____ Records supplied

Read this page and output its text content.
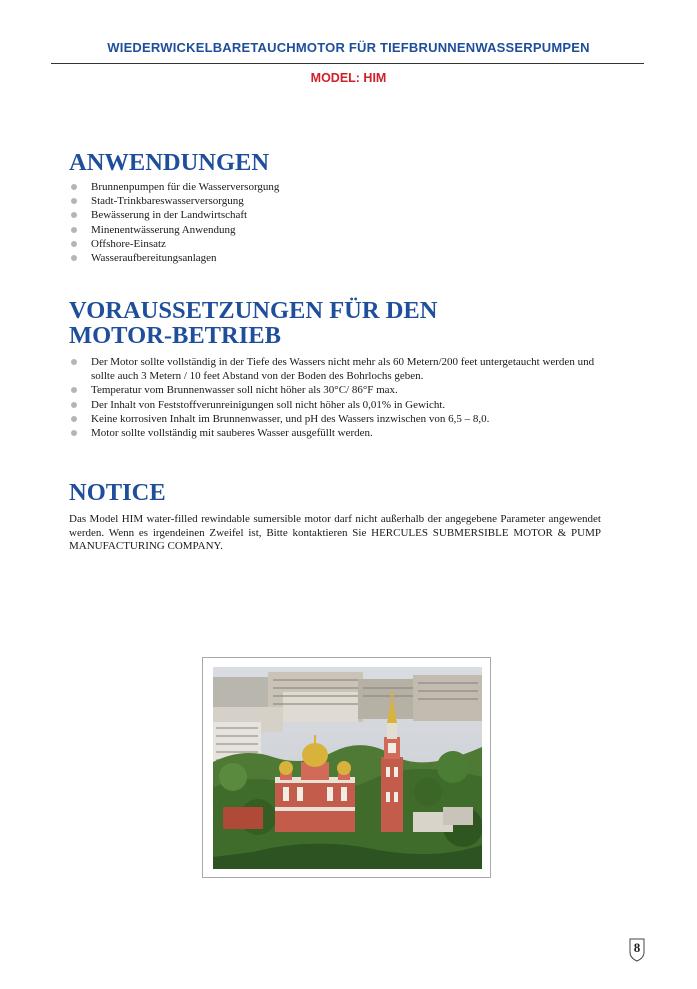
WIEDERWICKELBARETAUCHMOTOR FÜR TIEFBRUNNENWASSERPUMPEN
MODEL: HIM
ANWENDUNGEN
Brunnenpumpen für die Wasserversorgung
Stadt-Trinkbareswasserversorgung
Bewässerung in der Landwirtschaft
Minenentwässerung Anwendung
Offshore-Einsatz
Wasseraufbereitungsanlagen
VORAUSSETZUNGEN FÜR DEN
MOTOR-BETRIEB
Der Motor sollte vollständig in der Tiefe des Wassers nicht mehr als 60 Metern/200 feet untergetaucht werden und sollte auch 3 Metern / 10 feet Abstand von der Boden des Bohrlochs geben.
Temperatur vom Brunnenwasser soll nicht höher als 30°C/ 86°F max.
Der Inhalt von Feststoffverunreinigungen soll nicht höher als 0,01% in Gewicht.
Keine korrosiven Inhalt im Brunnenwasser, und pH des Wassers inzwischen von 6,5 – 8,0.
Motor sollte vollständig mit sauberes Wasser ausgefüllt werden.
NOTICE

Das Model HIM water-filled rewindable sumersible motor darf nicht außerhalb der angegebene Parameter angewendet werden. Wenn es irgendeinen Zweifel ist, Bitte kontaktieren Sie HERCULES SUBMERSIBLE MOTOR & PUMP MANUFACTURING COMPANY.

8
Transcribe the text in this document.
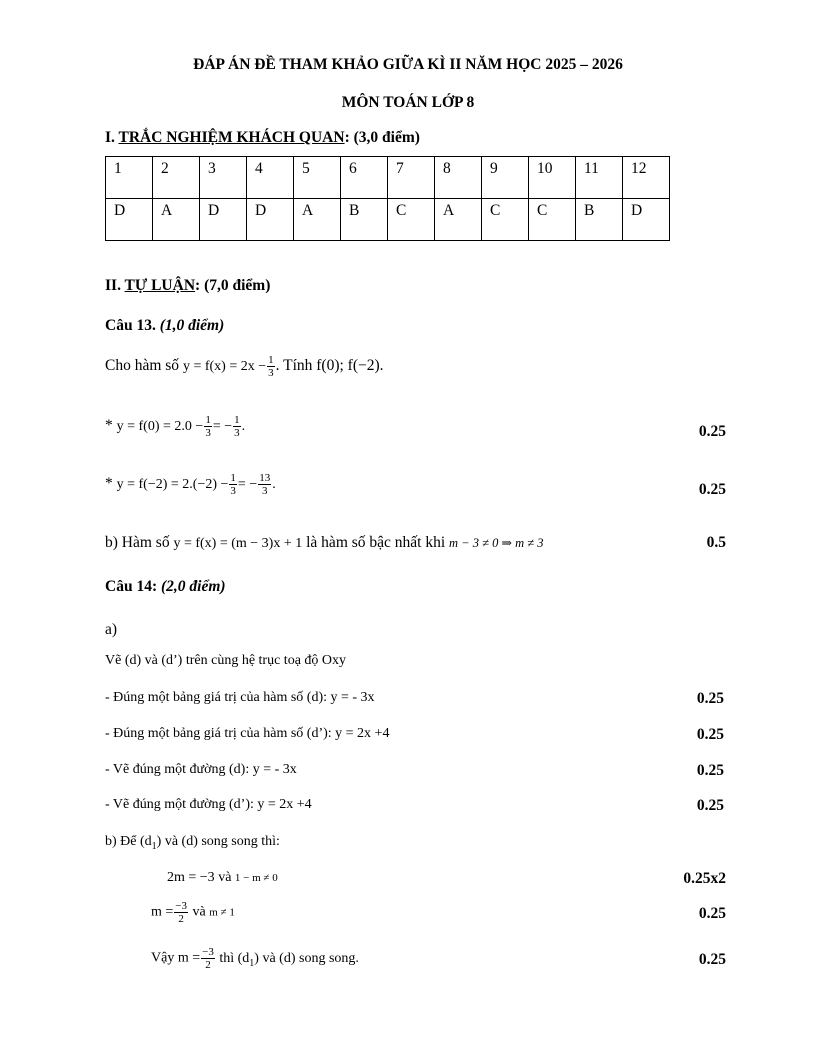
ĐÁP ÁN ĐỀ THAM KHẢO GIỮA KÌ II NĂM HỌC 2025 – 2026
MÔN TOÁN LỚP 8
I. TRẮC NGHIỆM KHÁCH QUAN: (3,0 điểm)
1	2	3	4	5	6	7	8	9	10	11	12
D	A	D	D	A	B	C	A	C	C	B	D
II. TỰ LUẬN: (7,0 điểm)
Câu 13. (1,0 điểm)
Cho hàm số $y = f(x) = 2x - \frac{1}{3}$ . Tính f(0); f(−2).
* $y = f(0) = 2.0 - \frac{1}{3}$ = − $\frac{1}{3}$ .	0.25
* $y = f(-2) = 2.(-2) - \frac{1}{3}$ = − $\frac{13}{3}$ .	0.25
b) Hàm số y = f(x) = (m − 3)x + 1 là hàm số bậc nhất khi m − 3 ≠ 0 ⇒ m ≠ 3	0.5
Câu 14: (2,0 điểm)
a)
Vẽ (d) và (d’) trên cùng hệ trục toạ độ Oxy
- Đúng một bảng giá trị của hàm số (d): y = - 3x	0.25
- Đúng một bảng giá trị của hàm số (d’): y = 2x +4	0.25
- Vẽ đúng một đường (d): y = - 3x	0.25
- Vẽ đúng một đường (d’): y = 2x +4	0.25
b) Để $(d_1)$ và (d) song song thì:
2m = −3 và 1 − m ≠ 0	0.25x2
$m = \frac{-3}{2}$ và m ≠ 1	0.25
Vậy $m = \frac{-3}{2}$ thì $(d_1)$ và (d) song song.	0.25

________

*Your objective*:
Your output should consist solely of the lines from the line containing "Transcribe the text in this document." through the end of the data above, copied exactly, with images removed.

*Final result*:
Transcribe the text in this document.
ĐÁP ÁN ĐỀ THAM KHẢO GIỮA KÌ II NĂM HỌC 2025 – 2026
MÔN TOÁN LỚP 8
I. TRẮC NGHIỆM KHÁCH QUAN: (3,0 điểm)
1	2	3	4	5	6	7	8	9	10	11	12
D	A	D	D	A	B	C	A	C	C	B	D
II. TỰ LUẬN: (7,0 điểm)
Câu 13. (1,0 điểm)
Cho hàm số $y = f(x) = 2x - \frac{1}{3}$ . Tính f(0); f(−2).
* $y = f(0) = 2.0 - \frac{1}{3}$ = − $\frac{1}{3}$ .	0.25
* $y = f(-2) = 2.(-2) - \frac{1}{3}$ = − $\frac{13}{3}$ .	0.25
b) Hàm số y = f(x) = (m − 3)x + 1 là hàm số bậc nhất khi m − 3 ≠ 0 ⇒ m ≠ 3	0.5
Câu 14: (2,0 điểm)
a)
Vẽ (d) và (d’) trên cùng hệ trục toạ độ Oxy
- Đúng một bảng giá trị của hàm số (d): y = - 3x	0.25
- Đúng một bảng giá trị của hàm số (d’): y = 2x +4	0.25
- Vẽ đúng một đường (d): y = - 3x	0.25
- Vẽ đúng một đường (d’): y = 2x +4	0.25
b) Để $(d_1)$ và (d) song song thì:
2m = −3 và 1 − m ≠ 0	0.25x2
$m = \frac{-3}{2}$ và m ≠ 1	0.25
Vậy $m = \frac{-3}{2}$ thì $(d_1)$ và (d) song song.	0.25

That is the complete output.